• _Page text_
>>>
Intimate production Hide immerses its small audience in dark family secrets | Pittsburgh City Paper

Intimate production Hide immerses its small audience in dark family secrets

click to enlarge Intimate production Hide immerses its small audience in dark family secrets
Photo: courtesy of Renee Rabenold / Vigilancetheater group
Allie Lampman-Sims appears through a window in Hide.

Vigilance Theater Group has always brought an air of spookiness to its productions. Since its founding in 2018, the immersive theater company has taken audiences to the archetypal house from a slasher film, through a spirit-filled volcano world, and on a Shirley Jackson-inspired ghost hunt.

Vigilance’s latest production, Hide, opened July 26, is no different, says director Brooke Echnat, but offers fun for mystery fans and even the horror-averse. This time, the action centers around a family’s annual summer party, inviting participants to uncover dark secrets, “from fraying marriages to supernatural intrigue.” Audiences, capped at 15 people per show, interact directly with performers at the gathering to try to stay ahead of the intrigue, and are ultimately guided toward a “very important choice that will impact the way the rest of the evening is going to go,” Echnat tells Pittsburgh City Paper.

“By the end,” a production synopsis reads, “vengeful creatures will emerge.”

To add to the family reunion quality, the show also takes place at a private house in Highland Park, the location of which is disclosed only to ticket buyers.

Hide stages Fridays, Saturdays, and Sundays through Aug. 11, including an accessible performance on Sat., Aug. 4, and stars Marisa Postava, Maddie Kocur, Tamara Siegert, John Feightner, Bradleigh Bell, Tyler Ray Kendrick, Sarah Dugan, and Allie Lampman-Sims. Tickets cost $60 and are available through Humanitix and Vigilance’s website.

What sets Hide apart, Echnat says, is how developed its characters are. Over weeks of rehearsal, the eight-person cast dedicated itself to creating shared history and character dynamics that would reflect the depth of real-life family relationships.

click to enlarge Intimate production Hide immerses its small audience in dark family secrets
Photo: courtesy of Renee Rabenold / Vigilancetheater group
Maddie Kocur (left), Bradleigh Bell (center) and Marisa Postava (right) in a scene from Hide

“When it comes to immersive theater, these actors need to know their characters inside and out,” Echnat says. “So much of their character work was really building all of the inner workings of this family.”

Throughout the process, “every night” actors were “making new discoveries and there [were] new moments,” Echnat tells CP. “I’m like, I don't know how they’re coming up with all this, but I think it's because they’re so grounded in their characters and relationships to each other, which is the best thing in the world.”

Echnat also credits the complex dynamics to the play’s writing by Vigilance creative director Sean Collier. Over six years of Vigilance productions, Collier’s characters have been known to recur, and according to Echnat, Hide audience members can expect some “Easter eggs” from past storylines.
<<<
• _Given information_
>>>
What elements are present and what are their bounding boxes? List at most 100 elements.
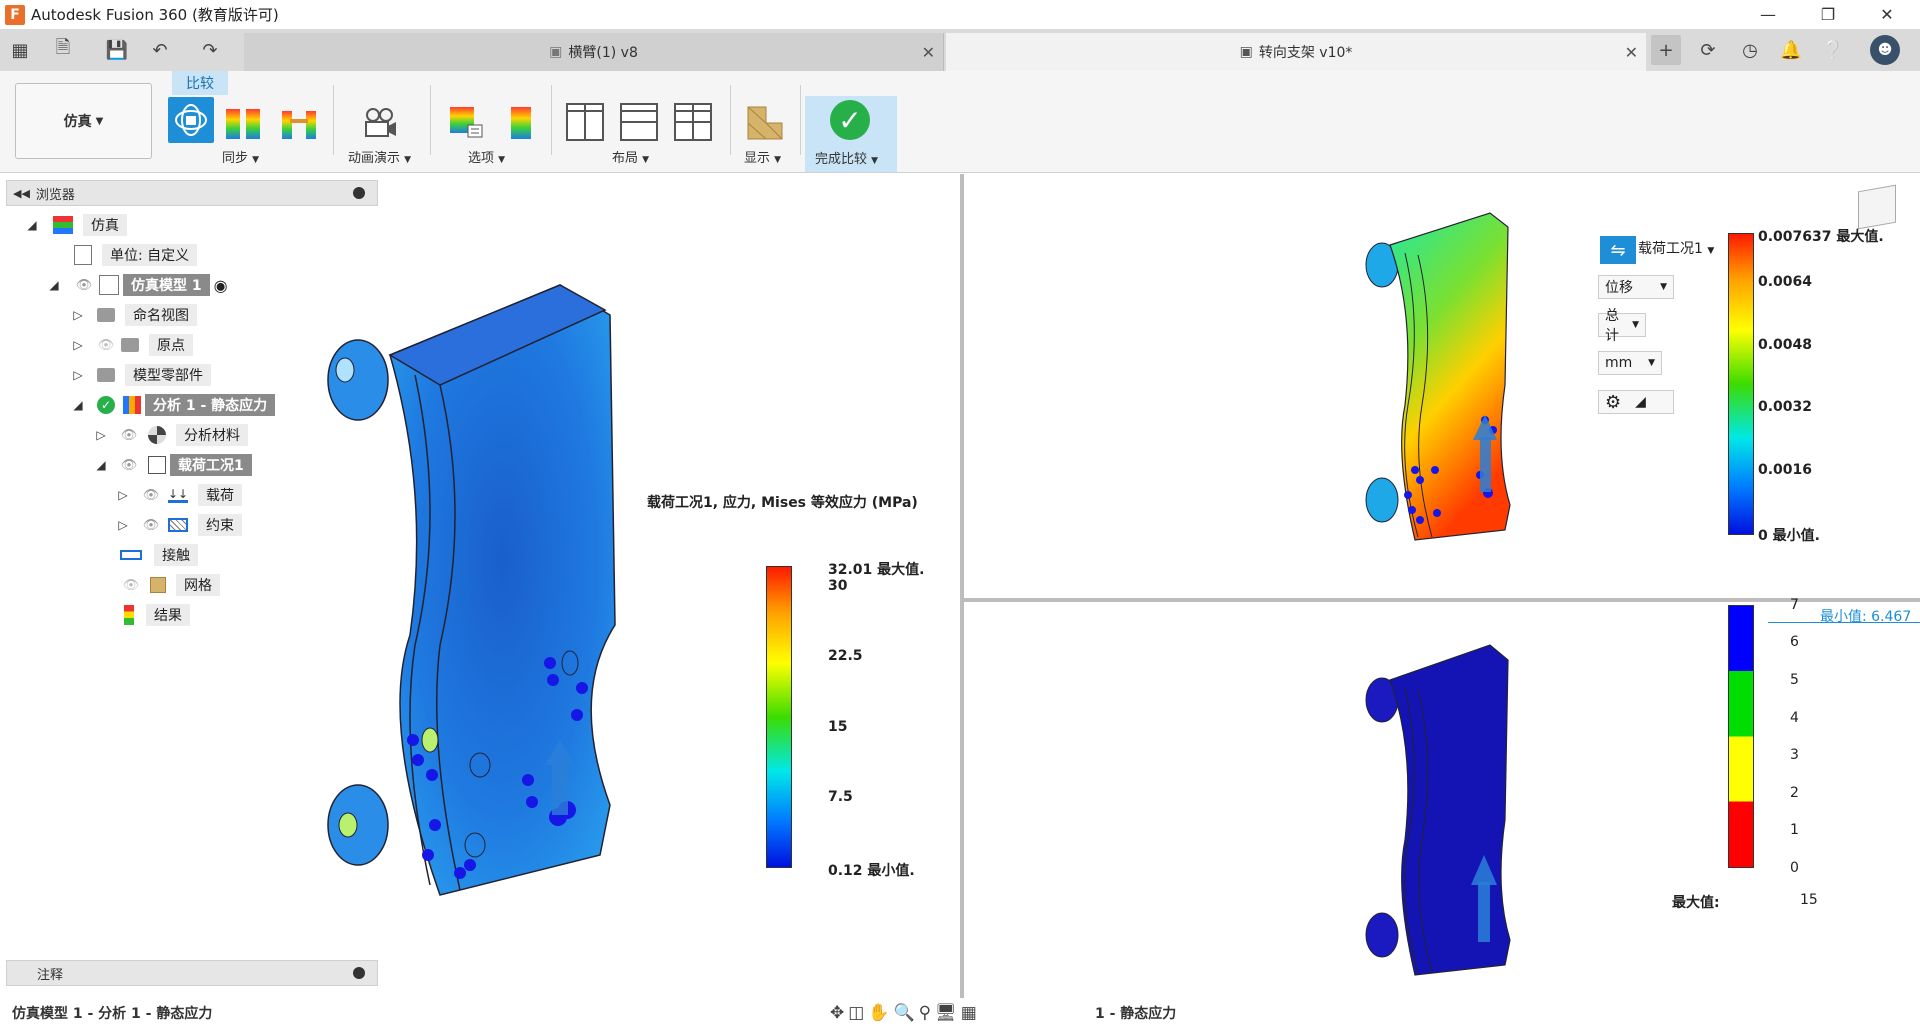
<<<
• _Task requirements_
A - In the article on Hide, rewrite the passage between "Vigilance Theater Group" and "Jackson-inspired ghost hunt.", inclusive, changing "spookiness" to "suspense".
B - According to the article on Hide, what is the maximum number of audience members at each show?

• _Responses to the tasks_
A -
Vigilance Theater Group has always brought an air of suspense to its productions. Since its founding in 2018, the immersive theater company has taken audiences to the archetypal house from a slasher film, through a spirit-filled volcano world, and on a Shirley Jackson-inspired ghost hunt.

B - 15 people.